Gather every line from the entries below that includes "color".

====== Exercise materials

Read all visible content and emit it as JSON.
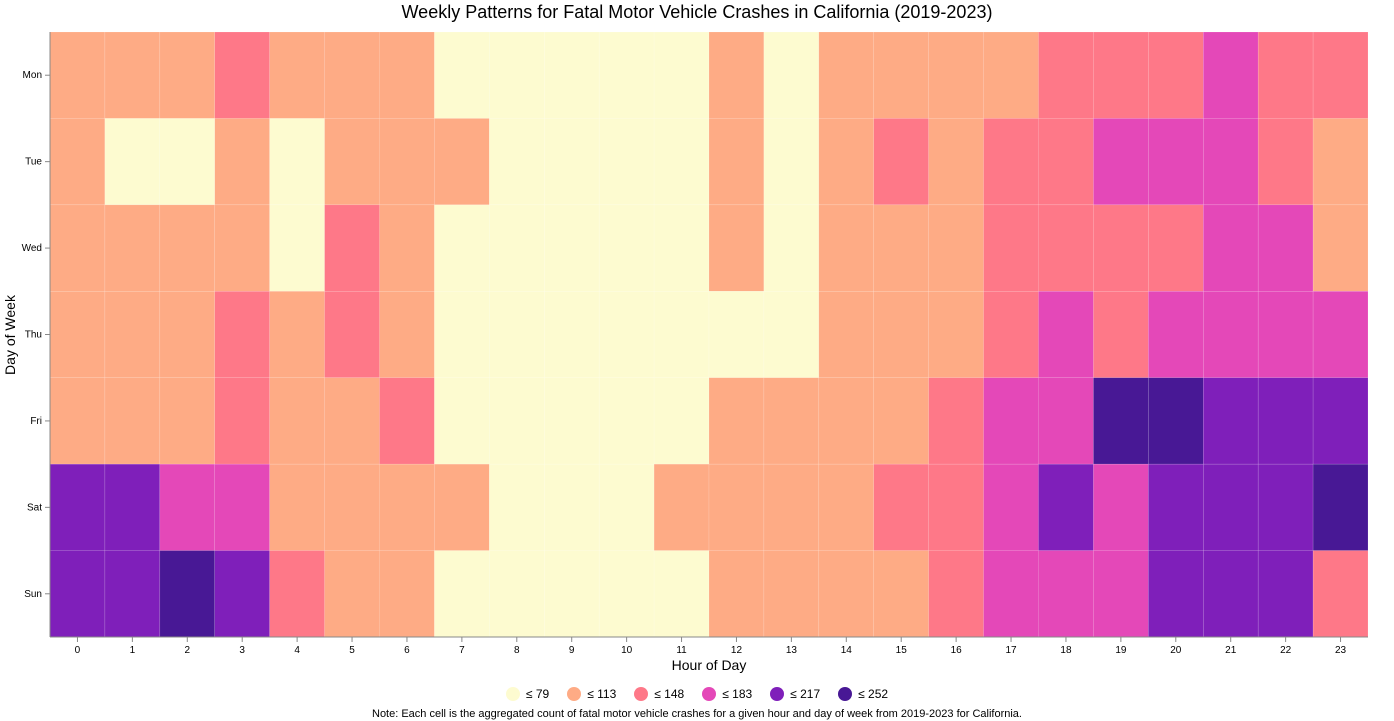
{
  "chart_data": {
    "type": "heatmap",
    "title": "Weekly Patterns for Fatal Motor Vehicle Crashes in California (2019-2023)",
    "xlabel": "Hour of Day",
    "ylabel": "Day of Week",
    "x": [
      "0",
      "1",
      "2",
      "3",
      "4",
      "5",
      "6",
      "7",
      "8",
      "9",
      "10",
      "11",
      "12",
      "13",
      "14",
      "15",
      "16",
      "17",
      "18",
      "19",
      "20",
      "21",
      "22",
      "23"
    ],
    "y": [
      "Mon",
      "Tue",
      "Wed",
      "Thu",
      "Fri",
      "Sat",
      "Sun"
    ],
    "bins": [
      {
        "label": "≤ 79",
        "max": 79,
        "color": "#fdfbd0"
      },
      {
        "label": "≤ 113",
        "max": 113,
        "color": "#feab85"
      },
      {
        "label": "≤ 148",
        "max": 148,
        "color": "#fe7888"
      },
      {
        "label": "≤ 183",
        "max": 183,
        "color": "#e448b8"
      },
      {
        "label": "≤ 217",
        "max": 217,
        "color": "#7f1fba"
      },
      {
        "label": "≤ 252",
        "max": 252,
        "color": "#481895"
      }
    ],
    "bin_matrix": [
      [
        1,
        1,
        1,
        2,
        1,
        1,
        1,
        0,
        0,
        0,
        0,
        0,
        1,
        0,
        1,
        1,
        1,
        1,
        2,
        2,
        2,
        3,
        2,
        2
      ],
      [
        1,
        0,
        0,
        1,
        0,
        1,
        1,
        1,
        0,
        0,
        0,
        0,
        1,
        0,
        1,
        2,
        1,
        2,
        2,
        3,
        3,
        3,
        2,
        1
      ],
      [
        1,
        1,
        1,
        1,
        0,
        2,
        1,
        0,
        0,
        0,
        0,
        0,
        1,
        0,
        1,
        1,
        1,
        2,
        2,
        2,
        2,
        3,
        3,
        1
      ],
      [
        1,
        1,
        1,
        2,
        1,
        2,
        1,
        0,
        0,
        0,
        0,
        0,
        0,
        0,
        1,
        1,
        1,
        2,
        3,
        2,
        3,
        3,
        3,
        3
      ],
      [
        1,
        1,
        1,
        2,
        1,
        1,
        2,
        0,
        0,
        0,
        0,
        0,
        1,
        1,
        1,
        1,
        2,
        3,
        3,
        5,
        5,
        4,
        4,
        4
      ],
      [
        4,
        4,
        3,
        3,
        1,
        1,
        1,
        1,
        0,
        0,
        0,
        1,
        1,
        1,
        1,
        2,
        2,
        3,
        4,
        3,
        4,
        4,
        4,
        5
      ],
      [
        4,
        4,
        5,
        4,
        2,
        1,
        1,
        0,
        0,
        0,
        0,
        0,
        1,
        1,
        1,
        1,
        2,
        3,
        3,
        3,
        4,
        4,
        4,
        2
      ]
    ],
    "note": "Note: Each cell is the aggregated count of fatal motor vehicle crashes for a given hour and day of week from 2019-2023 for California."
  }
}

============

■ Result for this exercise ■
        "color": "#fdfbd0"
        "color": "#feab85"
        "color": "#fe7888"
        "color": "#e448b8"
        "color": "#7f1fba"
        "color": "#481895"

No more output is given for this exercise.